▶ **PROBLEM REQUIREMENTS**
Transcribe the entries exactly; images are not part of the copy.

[Stored items]
## Start
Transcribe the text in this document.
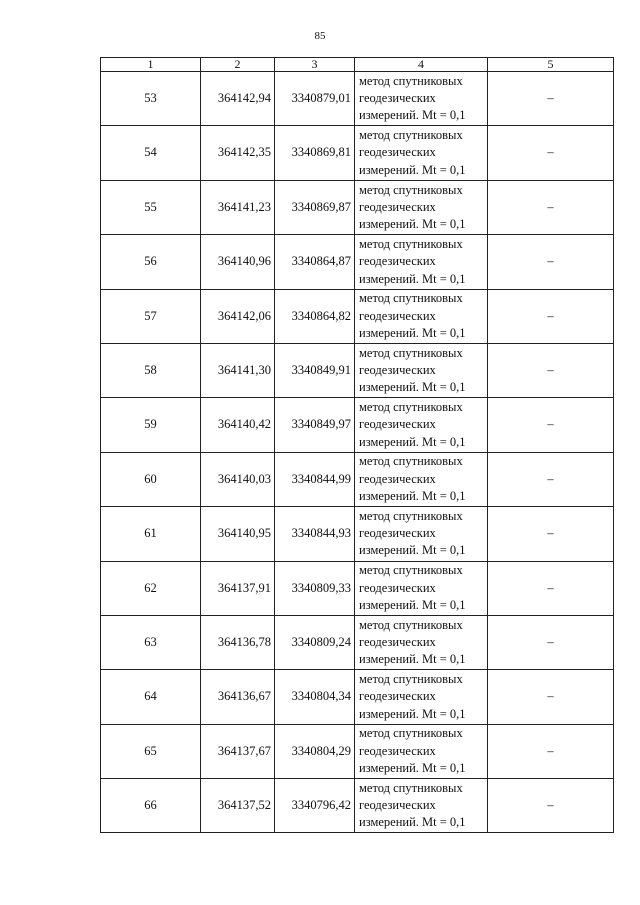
85
1	2	3	4	5
53	364142,94	3340879,01	метод спутниковых
геодезических
измерений. Mt = 0,1	–
54	364142,35	3340869,81	метод спутниковых
геодезических
измерений. Mt = 0,1	–
55	364141,23	3340869,87	метод спутниковых
геодезических
измерений. Mt = 0,1	–
56	364140,96	3340864,87	метод спутниковых
геодезических
измерений. Mt = 0,1	–
57	364142,06	3340864,82	метод спутниковых
геодезических
измерений. Mt = 0,1	–
58	364141,30	3340849,91	метод спутниковых
геодезических
измерений. Mt = 0,1	–
59	364140,42	3340849,97	метод спутниковых
геодезических
измерений. Mt = 0,1	–
60	364140,03	3340844,99	метод спутниковых
геодезических
измерений. Mt = 0,1	–
61	364140,95	3340844,93	метод спутниковых
геодезических
измерений. Mt = 0,1	–
62	364137,91	3340809,33	метод спутниковых
геодезических
измерений. Mt = 0,1	–
63	364136,78	3340809,24	метод спутниковых
геодезических
измерений. Mt = 0,1	–
64	364136,67	3340804,34	метод спутниковых
геодезических
измерений. Mt = 0,1	–
65	364137,67	3340804,29	метод спутниковых
геодезических
измерений. Mt = 0,1	–
66	364137,52	3340796,42	метод спутниковых
геодезических
измерений. Mt = 0,1	–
## End
▶ **ANSWER TO THE TASK**
Transcribe the text in this document.
85
1	2	3	4	5
53	364142,94	3340879,01	метод спутниковых
геодезических
измерений. Mt = 0,1	–
54	364142,35	3340869,81	метод спутниковых
геодезических
измерений. Mt = 0,1	–
55	364141,23	3340869,87	метод спутниковых
геодезических
измерений. Mt = 0,1	–
56	364140,96	3340864,87	метод спутниковых
геодезических
измерений. Mt = 0,1	–
57	364142,06	3340864,82	метод спутниковых
геодезических
измерений. Mt = 0,1	–
58	364141,30	3340849,91	метод спутниковых
геодезических
измерений. Mt = 0,1	–
59	364140,42	3340849,97	метод спутниковых
геодезических
измерений. Mt = 0,1	–
60	364140,03	3340844,99	метод спутниковых
геодезических
измерений. Mt = 0,1	–
61	364140,95	3340844,93	метод спутниковых
геодезических
измерений. Mt = 0,1	–
62	364137,91	3340809,33	метод спутниковых
геодезических
измерений. Mt = 0,1	–
63	364136,78	3340809,24	метод спутниковых
геодезических
измерений. Mt = 0,1	–
64	364136,67	3340804,34	метод спутниковых
геодезических
измерений. Mt = 0,1	–
65	364137,67	3340804,29	метод спутниковых
геодезических
измерений. Mt = 0,1	–
66	364137,52	3340796,42	метод спутниковых
геодезических
измерений. Mt = 0,1	–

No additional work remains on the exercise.